→ **WORK TO BE COMPLETED**
Copy every line, leaving nothing out and adding nothing.

(begin)

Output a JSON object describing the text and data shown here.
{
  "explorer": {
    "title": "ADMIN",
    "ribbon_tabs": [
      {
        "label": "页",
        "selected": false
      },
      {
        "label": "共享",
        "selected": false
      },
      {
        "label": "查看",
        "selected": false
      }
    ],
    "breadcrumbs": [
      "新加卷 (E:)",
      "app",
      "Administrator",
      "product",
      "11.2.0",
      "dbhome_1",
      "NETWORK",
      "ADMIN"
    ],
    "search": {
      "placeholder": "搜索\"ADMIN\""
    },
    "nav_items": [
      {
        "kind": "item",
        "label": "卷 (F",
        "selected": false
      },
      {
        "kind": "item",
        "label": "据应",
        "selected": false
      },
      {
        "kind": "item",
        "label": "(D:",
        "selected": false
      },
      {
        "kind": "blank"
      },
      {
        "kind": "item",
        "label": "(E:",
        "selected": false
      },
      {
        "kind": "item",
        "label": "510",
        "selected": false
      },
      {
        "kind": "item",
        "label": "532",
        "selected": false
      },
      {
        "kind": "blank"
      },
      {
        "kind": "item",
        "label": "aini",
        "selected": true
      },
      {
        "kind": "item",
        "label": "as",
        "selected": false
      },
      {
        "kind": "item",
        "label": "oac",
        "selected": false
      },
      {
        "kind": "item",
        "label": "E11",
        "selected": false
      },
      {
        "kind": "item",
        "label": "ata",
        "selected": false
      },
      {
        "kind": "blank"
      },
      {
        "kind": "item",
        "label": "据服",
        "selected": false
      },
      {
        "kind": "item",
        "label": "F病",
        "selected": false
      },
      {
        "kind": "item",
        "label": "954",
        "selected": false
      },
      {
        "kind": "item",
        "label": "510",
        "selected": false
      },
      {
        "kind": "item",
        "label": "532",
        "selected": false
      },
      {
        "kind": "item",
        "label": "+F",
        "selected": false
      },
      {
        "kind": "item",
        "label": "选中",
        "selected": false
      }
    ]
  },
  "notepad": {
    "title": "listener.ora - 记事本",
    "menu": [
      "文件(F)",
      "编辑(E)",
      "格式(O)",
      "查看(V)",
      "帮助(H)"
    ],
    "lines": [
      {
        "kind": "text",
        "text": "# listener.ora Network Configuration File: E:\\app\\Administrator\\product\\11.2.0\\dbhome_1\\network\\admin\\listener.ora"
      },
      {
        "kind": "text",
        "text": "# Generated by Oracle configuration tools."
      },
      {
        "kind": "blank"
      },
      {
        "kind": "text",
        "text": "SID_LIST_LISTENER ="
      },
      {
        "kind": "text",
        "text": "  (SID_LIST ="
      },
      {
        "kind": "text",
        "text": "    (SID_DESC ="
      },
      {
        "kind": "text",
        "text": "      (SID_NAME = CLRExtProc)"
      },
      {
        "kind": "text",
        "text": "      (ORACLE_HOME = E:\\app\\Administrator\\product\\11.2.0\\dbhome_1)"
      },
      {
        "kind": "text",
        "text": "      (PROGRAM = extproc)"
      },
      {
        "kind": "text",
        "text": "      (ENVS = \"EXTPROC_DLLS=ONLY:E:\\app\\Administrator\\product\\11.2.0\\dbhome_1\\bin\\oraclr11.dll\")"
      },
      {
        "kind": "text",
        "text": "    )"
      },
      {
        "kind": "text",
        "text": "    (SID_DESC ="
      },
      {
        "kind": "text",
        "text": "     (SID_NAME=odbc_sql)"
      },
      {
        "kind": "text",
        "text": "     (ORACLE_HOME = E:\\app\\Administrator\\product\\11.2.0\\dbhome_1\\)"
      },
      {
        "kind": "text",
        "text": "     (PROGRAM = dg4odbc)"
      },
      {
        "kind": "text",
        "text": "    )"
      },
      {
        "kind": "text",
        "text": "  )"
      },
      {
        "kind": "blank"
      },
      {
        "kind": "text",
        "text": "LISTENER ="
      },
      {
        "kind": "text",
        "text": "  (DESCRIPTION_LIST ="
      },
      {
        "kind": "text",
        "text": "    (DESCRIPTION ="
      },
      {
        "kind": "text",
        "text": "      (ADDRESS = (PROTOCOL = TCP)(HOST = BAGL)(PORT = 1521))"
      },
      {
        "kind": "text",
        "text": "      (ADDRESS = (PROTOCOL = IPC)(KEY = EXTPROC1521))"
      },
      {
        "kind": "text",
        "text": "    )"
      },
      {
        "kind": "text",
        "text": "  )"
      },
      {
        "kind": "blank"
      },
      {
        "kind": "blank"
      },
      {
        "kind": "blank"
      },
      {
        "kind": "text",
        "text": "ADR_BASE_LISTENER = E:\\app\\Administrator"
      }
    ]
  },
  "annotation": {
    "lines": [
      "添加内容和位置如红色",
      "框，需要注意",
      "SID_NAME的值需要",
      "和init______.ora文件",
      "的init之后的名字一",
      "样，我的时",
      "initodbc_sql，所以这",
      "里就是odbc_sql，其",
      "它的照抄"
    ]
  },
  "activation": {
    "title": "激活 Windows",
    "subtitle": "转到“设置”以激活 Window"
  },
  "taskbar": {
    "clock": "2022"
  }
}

(end)

→ **OUTPUT BELOW**
Output a JSON object describing the text and data shown here.
{
  "explorer": {
    "title": "ADMIN",
    "ribbon_tabs": [
      {
        "label": "页",
        "selected": false
      },
      {
        "label": "共享",
        "selected": false
      },
      {
        "label": "查看",
        "selected": false
      }
    ],
    "breadcrumbs": [
      "新加卷 (E:)",
      "app",
      "Administrator",
      "product",
      "11.2.0",
      "dbhome_1",
      "NETWORK",
      "ADMIN"
    ],
    "search": {
      "placeholder": "搜索\"ADMIN\""
    },
    "nav_items": [
      {
        "kind": "item",
        "label": "卷 (F",
        "selected": false
      },
      {
        "kind": "item",
        "label": "据应",
        "selected": false
      },
      {
        "kind": "item",
        "label": "(D:",
        "selected": false
      },
      {
        "kind": "blank"
      },
      {
        "kind": "item",
        "label": "(E:",
        "selected": false
      },
      {
        "kind": "item",
        "label": "510",
        "selected": false
      },
      {
        "kind": "item",
        "label": "532",
        "selected": false
      },
      {
        "kind": "blank"
      },
      {
        "kind": "item",
        "label": "aini",
        "selected": true
      },
      {
        "kind": "item",
        "label": "as",
        "selected": false
      },
      {
        "kind": "item",
        "label": "oac",
        "selected": false
      },
      {
        "kind": "item",
        "label": "E11",
        "selected": false
      },
      {
        "kind": "item",
        "label": "ata",
        "selected": false
      },
      {
        "kind": "blank"
      },
      {
        "kind": "item",
        "label": "据服",
        "selected": false
      },
      {
        "kind": "item",
        "label": "F病",
        "selected": false
      },
      {
        "kind": "item",
        "label": "954",
        "selected": false
      },
      {
        "kind": "item",
        "label": "510",
        "selected": false
      },
      {
        "kind": "item",
        "label": "532",
        "selected": false
      },
      {
        "kind": "item",
        "label": "+F",
        "selected": false
      },
      {
        "kind": "item",
        "label": "选中",
        "selected": false
      }
    ]
  },
  "notepad": {
    "title": "listener.ora - 记事本",
    "menu": [
      "文件(F)",
      "编辑(E)",
      "格式(O)",
      "查看(V)",
      "帮助(H)"
    ],
    "lines": [
      {
        "kind": "text",
        "text": "# listener.ora Network Configuration File: E:\\app\\Administrator\\product\\11.2.0\\dbhome_1\\network\\admin\\listener.ora"
      },
      {
        "kind": "text",
        "text": "# Generated by Oracle configuration tools."
      },
      {
        "kind": "blank"
      },
      {
        "kind": "text",
        "text": "SID_LIST_LISTENER ="
      },
      {
        "kind": "text",
        "text": "  (SID_LIST ="
      },
      {
        "kind": "text",
        "text": "    (SID_DESC ="
      },
      {
        "kind": "text",
        "text": "      (SID_NAME = CLRExtProc)"
      },
      {
        "kind": "text",
        "text": "      (ORACLE_HOME = E:\\app\\Administrator\\product\\11.2.0\\dbhome_1)"
      },
      {
        "kind": "text",
        "text": "      (PROGRAM = extproc)"
      },
      {
        "kind": "text",
        "text": "      (ENVS = \"EXTPROC_DLLS=ONLY:E:\\app\\Administrator\\product\\11.2.0\\dbhome_1\\bin\\oraclr11.dll\")"
      },
      {
        "kind": "text",
        "text": "    )"
      },
      {
        "kind": "text",
        "text": "    (SID_DESC ="
      },
      {
        "kind": "text",
        "text": "     (SID_NAME=odbc_sql)"
      },
      {
        "kind": "text",
        "text": "     (ORACLE_HOME = E:\\app\\Administrator\\product\\11.2.0\\dbhome_1\\)"
      },
      {
        "kind": "text",
        "text": "     (PROGRAM = dg4odbc)"
      },
      {
        "kind": "text",
        "text": "    )"
      },
      {
        "kind": "text",
        "text": "  )"
      },
      {
        "kind": "blank"
      },
      {
        "kind": "text",
        "text": "LISTENER ="
      },
      {
        "kind": "text",
        "text": "  (DESCRIPTION_LIST ="
      },
      {
        "kind": "text",
        "text": "    (DESCRIPTION ="
      },
      {
        "kind": "text",
        "text": "      (ADDRESS = (PROTOCOL = TCP)(HOST = BAGL)(PORT = 1521))"
      },
      {
        "kind": "text",
        "text": "      (ADDRESS = (PROTOCOL = IPC)(KEY = EXTPROC1521))"
      },
      {
        "kind": "text",
        "text": "    )"
      },
      {
        "kind": "text",
        "text": "  )"
      },
      {
        "kind": "blank"
      },
      {
        "kind": "blank"
      },
      {
        "kind": "blank"
      },
      {
        "kind": "text",
        "text": "ADR_BASE_LISTENER = E:\\app\\Administrator"
      }
    ]
  },
  "annotation": {
    "lines": [
      "添加内容和位置如红色",
      "框，需要注意",
      "SID_NAME的值需要",
      "和init______.ora文件",
      "的init之后的名字一",
      "样，我的时",
      "initodbc_sql，所以这",
      "里就是odbc_sql，其",
      "它的照抄"
    ]
  },
  "activation": {
    "title": "激活 Windows",
    "subtitle": "转到“设置”以激活 Window"
  },
  "taskbar": {
    "clock": "2022"
  }
}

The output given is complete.